→ EXERCISE DETAILS: Below are some records. How many of their lines contain the string "para"? Give the number only.

→ RECORD SET:
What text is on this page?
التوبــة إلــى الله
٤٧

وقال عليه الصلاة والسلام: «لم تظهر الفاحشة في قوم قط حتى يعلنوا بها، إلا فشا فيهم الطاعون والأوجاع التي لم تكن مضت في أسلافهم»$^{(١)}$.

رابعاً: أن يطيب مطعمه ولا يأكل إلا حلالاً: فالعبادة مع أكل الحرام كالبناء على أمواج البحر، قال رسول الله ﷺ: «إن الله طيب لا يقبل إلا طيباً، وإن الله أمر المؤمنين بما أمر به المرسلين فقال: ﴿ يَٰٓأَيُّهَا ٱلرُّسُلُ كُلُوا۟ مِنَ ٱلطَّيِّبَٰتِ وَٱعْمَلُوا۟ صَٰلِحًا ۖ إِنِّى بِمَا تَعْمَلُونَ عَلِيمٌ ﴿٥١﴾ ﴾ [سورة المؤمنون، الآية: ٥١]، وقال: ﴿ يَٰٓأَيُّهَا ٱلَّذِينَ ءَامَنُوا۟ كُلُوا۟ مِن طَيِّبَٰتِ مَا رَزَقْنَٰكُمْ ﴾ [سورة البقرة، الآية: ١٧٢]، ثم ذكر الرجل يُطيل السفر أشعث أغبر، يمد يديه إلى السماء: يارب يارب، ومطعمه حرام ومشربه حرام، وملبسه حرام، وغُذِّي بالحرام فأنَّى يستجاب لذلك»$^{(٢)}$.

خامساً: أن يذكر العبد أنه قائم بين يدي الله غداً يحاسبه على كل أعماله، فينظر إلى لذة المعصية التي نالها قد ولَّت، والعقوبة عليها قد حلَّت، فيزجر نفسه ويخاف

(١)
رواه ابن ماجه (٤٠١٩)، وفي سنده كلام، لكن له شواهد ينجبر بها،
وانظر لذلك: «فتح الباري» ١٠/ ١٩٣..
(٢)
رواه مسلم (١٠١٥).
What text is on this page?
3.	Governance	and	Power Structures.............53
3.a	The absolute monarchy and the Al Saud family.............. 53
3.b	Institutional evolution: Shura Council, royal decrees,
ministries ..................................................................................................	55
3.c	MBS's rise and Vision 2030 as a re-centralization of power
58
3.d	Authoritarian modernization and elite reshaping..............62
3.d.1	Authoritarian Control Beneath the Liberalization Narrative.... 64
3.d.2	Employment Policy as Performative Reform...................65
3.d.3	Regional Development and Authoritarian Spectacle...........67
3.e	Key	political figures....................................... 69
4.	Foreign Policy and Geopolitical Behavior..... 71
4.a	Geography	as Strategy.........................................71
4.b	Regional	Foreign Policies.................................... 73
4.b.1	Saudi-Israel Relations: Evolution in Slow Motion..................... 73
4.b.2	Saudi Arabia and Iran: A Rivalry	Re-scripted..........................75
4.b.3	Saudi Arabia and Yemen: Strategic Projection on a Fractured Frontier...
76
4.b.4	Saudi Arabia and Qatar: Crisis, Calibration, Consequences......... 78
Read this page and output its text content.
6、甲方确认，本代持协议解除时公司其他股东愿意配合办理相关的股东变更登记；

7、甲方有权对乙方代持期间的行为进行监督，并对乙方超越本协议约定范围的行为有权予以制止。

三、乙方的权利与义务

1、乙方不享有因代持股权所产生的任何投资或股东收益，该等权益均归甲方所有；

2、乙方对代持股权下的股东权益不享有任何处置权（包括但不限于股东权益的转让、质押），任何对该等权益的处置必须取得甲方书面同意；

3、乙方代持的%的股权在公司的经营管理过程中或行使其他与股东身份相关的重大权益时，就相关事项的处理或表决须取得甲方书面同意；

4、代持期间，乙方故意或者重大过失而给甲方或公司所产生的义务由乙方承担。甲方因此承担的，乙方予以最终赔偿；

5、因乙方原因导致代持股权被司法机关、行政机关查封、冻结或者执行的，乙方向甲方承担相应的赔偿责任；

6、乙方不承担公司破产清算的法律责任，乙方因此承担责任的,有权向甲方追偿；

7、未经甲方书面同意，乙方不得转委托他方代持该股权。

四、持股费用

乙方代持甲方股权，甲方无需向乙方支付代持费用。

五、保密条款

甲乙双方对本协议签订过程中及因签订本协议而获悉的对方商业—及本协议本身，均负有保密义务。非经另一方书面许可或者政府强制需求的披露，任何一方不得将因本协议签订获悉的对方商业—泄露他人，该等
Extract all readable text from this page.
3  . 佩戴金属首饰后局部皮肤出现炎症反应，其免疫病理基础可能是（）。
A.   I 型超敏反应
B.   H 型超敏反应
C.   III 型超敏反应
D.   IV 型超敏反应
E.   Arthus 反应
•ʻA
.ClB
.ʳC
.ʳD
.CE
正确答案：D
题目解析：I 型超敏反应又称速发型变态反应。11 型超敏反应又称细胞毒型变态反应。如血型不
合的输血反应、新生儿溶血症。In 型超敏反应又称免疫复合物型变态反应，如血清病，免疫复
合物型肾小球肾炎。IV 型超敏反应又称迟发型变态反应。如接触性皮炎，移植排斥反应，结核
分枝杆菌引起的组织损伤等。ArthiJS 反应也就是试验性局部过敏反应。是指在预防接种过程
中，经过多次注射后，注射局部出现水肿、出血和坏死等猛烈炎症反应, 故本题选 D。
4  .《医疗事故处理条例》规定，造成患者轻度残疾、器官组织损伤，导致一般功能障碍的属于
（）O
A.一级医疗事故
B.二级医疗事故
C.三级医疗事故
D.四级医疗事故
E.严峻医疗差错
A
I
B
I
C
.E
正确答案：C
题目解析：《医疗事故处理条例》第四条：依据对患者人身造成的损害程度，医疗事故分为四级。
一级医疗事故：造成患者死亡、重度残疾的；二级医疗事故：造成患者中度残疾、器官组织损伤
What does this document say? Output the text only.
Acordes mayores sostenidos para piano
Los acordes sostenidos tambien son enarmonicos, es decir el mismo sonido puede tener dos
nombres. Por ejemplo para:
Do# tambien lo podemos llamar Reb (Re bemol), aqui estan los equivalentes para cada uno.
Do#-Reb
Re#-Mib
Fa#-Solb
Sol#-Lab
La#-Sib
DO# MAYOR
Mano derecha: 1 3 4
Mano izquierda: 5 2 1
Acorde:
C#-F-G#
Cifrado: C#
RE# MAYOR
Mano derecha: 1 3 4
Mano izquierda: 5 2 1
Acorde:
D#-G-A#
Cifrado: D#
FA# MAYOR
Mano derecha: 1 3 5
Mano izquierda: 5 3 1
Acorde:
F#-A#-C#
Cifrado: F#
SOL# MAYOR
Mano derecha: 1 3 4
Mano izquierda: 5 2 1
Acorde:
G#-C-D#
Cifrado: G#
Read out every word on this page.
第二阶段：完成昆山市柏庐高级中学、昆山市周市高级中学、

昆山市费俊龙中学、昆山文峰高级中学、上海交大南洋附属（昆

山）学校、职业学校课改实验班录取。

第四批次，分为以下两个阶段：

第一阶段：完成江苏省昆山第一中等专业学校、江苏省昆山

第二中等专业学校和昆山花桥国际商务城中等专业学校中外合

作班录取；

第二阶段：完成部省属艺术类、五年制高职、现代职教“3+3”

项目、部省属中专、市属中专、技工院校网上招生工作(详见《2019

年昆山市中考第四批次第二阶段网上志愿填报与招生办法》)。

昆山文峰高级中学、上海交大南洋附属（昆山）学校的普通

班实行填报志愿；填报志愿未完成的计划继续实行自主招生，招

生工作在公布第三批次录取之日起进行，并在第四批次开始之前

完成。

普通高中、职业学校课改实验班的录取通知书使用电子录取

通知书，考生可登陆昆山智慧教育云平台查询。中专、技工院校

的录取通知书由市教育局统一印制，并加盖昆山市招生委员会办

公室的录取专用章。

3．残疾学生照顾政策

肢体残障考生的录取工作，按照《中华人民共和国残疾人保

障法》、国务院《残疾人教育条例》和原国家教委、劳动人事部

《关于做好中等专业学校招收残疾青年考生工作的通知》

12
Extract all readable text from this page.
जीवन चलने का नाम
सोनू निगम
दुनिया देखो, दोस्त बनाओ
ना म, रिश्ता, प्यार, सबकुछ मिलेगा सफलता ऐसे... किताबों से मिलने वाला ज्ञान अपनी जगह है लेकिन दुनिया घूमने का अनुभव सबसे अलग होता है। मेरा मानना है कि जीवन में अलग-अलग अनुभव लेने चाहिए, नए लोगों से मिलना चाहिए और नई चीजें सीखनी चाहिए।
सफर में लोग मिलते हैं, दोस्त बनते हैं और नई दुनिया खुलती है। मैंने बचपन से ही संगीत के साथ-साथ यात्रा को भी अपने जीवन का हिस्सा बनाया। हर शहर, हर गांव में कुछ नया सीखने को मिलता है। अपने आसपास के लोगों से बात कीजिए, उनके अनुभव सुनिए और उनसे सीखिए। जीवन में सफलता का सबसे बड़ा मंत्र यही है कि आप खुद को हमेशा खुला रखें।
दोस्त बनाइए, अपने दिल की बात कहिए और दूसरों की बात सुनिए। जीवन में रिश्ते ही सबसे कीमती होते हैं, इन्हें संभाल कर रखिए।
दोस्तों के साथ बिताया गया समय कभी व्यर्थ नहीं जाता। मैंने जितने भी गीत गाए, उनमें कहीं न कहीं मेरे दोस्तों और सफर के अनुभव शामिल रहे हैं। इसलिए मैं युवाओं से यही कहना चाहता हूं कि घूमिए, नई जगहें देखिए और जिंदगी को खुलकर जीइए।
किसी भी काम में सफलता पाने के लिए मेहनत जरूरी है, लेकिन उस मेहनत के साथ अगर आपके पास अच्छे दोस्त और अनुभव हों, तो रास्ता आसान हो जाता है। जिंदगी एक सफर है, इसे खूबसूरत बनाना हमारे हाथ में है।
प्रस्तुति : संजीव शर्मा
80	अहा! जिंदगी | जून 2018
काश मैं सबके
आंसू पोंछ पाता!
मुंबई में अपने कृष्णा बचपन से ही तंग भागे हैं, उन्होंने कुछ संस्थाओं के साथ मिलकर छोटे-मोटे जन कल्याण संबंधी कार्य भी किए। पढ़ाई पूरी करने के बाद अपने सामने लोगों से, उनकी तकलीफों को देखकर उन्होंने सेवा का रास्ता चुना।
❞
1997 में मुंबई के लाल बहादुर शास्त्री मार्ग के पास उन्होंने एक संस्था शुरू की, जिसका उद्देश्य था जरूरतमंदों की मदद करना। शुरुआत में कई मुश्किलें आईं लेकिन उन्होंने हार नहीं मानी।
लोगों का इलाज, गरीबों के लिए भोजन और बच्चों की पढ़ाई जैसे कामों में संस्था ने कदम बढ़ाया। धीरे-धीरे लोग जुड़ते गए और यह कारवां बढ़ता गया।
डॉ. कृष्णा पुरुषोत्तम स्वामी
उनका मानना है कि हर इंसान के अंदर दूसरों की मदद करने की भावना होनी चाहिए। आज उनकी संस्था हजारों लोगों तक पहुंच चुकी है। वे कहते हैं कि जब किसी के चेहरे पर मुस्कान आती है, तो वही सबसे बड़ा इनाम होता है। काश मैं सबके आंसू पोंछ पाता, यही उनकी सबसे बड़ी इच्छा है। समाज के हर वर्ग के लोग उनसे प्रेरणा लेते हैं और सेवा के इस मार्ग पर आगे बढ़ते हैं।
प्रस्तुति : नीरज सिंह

→ SOLUTION: 3